### Source document
* * *
If you’ve ever built a non-trivial software system, especially any kind of distributed system, you’ve probably found yourself in need of a portable and efficient mechanism for storing and exchanging data. This is precisely what both Apache Thrift and Google’s Protocol Buffers provide: a language and platform neutral way of serializing structured data for use in communications protocols, data storage etc. Of course, several smart people have attacked this problem over the years and as a result there several good open source alternatives to choose from, including but not limited to Avro, plain-old JSON or XML etc.
But thrift and protobuf are by far the most popular and a common question people ask is — which one should I use? Most discussion around thrift and protobuf are polarized around performance and/or features, but I’m afraid the discussion is more nuanced than that. My hope with this post is to shed some more light on these two systems and how you should go about evaluating what is best for your needs.
One of the key attractions of thrift is that out-of-the-box it has more features and support for more languages and platforms than protobuf. Here are a few concrete examples:
- The protobuf runtime only provides serialization and deserialization. It can generate some generic RPC stubs but the runtime does not ship with an RPC implementation. Thrift provides RPC implementations (both client and server) across multiple languages, including asynchronous variants in many languages.
* * *
### Given records
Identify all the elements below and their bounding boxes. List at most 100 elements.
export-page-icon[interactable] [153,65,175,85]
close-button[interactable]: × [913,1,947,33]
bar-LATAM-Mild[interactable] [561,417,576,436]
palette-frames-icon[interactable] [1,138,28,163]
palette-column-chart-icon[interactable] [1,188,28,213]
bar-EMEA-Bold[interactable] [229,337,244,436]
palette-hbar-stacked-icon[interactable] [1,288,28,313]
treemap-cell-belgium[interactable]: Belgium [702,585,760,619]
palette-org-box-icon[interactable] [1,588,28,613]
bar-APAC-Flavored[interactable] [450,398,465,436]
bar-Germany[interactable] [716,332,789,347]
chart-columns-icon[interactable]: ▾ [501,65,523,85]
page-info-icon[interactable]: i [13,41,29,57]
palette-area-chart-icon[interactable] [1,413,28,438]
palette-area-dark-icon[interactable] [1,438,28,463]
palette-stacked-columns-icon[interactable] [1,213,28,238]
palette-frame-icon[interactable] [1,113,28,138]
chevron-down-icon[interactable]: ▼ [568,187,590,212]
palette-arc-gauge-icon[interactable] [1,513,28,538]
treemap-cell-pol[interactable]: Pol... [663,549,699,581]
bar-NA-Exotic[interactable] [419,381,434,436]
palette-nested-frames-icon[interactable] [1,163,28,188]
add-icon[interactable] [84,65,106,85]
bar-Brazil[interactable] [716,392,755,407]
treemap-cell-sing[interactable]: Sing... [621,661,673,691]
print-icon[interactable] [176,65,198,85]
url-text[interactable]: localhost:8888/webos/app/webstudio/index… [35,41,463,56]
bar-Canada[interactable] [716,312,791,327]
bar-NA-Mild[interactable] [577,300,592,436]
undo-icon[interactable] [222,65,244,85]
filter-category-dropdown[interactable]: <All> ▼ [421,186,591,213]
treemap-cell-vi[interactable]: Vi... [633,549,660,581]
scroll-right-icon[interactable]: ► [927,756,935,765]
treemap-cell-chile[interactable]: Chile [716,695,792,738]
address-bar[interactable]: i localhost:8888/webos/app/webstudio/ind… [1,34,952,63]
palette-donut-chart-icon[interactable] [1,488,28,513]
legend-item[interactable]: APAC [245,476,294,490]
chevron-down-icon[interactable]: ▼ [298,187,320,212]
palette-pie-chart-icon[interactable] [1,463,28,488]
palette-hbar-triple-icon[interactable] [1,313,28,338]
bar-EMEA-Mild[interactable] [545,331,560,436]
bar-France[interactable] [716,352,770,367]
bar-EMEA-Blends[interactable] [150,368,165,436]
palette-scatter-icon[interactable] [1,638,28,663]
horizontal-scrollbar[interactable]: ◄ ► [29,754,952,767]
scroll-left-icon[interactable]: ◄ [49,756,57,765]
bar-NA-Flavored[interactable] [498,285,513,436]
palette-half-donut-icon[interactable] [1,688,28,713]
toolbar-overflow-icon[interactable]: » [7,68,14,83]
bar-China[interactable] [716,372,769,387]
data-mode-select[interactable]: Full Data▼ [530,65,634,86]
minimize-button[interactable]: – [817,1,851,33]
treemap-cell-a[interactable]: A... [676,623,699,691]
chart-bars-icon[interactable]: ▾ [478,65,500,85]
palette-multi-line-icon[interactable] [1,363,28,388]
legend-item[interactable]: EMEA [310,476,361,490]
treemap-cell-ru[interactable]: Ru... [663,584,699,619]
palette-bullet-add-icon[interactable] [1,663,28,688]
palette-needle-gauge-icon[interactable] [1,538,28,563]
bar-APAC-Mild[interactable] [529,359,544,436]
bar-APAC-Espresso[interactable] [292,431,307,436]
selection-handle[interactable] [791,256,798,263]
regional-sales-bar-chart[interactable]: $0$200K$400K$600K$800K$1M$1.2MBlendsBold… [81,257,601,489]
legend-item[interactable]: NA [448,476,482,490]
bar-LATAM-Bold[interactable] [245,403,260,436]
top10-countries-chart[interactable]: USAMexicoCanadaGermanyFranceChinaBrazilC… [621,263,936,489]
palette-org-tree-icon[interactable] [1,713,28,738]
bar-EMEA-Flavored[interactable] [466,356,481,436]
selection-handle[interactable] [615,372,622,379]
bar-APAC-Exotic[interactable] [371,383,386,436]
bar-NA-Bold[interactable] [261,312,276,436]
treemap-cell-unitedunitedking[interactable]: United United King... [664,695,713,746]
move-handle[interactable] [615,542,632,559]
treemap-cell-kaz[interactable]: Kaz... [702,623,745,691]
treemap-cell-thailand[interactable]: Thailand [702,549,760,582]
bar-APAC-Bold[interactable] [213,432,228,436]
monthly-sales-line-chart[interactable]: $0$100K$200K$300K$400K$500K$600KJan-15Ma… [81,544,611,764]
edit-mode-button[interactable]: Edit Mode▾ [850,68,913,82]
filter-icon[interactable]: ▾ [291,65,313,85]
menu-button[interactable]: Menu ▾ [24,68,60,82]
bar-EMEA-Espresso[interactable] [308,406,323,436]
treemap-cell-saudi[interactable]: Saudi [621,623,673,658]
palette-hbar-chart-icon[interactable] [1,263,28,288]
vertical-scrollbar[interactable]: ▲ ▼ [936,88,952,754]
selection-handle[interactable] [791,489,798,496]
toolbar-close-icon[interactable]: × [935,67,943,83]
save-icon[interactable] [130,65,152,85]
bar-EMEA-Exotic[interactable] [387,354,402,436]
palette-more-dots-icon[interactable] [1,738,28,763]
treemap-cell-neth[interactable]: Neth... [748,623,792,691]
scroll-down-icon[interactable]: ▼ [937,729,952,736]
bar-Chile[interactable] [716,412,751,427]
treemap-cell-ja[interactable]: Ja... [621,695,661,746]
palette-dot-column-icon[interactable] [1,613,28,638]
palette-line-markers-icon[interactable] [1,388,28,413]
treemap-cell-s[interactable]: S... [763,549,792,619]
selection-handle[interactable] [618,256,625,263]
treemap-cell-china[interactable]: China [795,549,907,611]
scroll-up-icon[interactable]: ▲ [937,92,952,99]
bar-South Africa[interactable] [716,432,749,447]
* * *
### Short problem A
Answer each question from the serialization post, marking your answers (i), (ii) and (iii) to match.
(i) Besides Thrift and protobuf, which open source alternatives does the post name?
(ii) What does the protobuf runtime provide?
(iii) What RPC implementations does Thrift provide, and in which variants?
### Short problem B
Name every system or format for serializing structured data that the serialization post mentions.
### Short problem C
Print the part of the serialization post that opens with the words "But thrift and" and closes with "for your needs.".
The listing is separate material and does not belong to the serialization post.

### Finished answer A
(i) Avro, plain-old JSON and XML.
(ii) Only serialization and deserialization.
(iii) Both client and server RPC implementations across multiple languages, including asynchronous variants in many languages.

### Finished answer B
- Apache Thrift
- Google's Protocol Buffers (protobuf)
- Avro
- JSON
- XML

### Finished answer C
But thrift and protobuf are by far the most popular and a common question people ask is — which one should I use? Most discussion around thrift and protobuf are polarized around performance and/or features, but I’m afraid the discussion is more nuanced than that. My hope with this post is to shed some more light on these two systems and how you should go about evaluating what is best for your needs.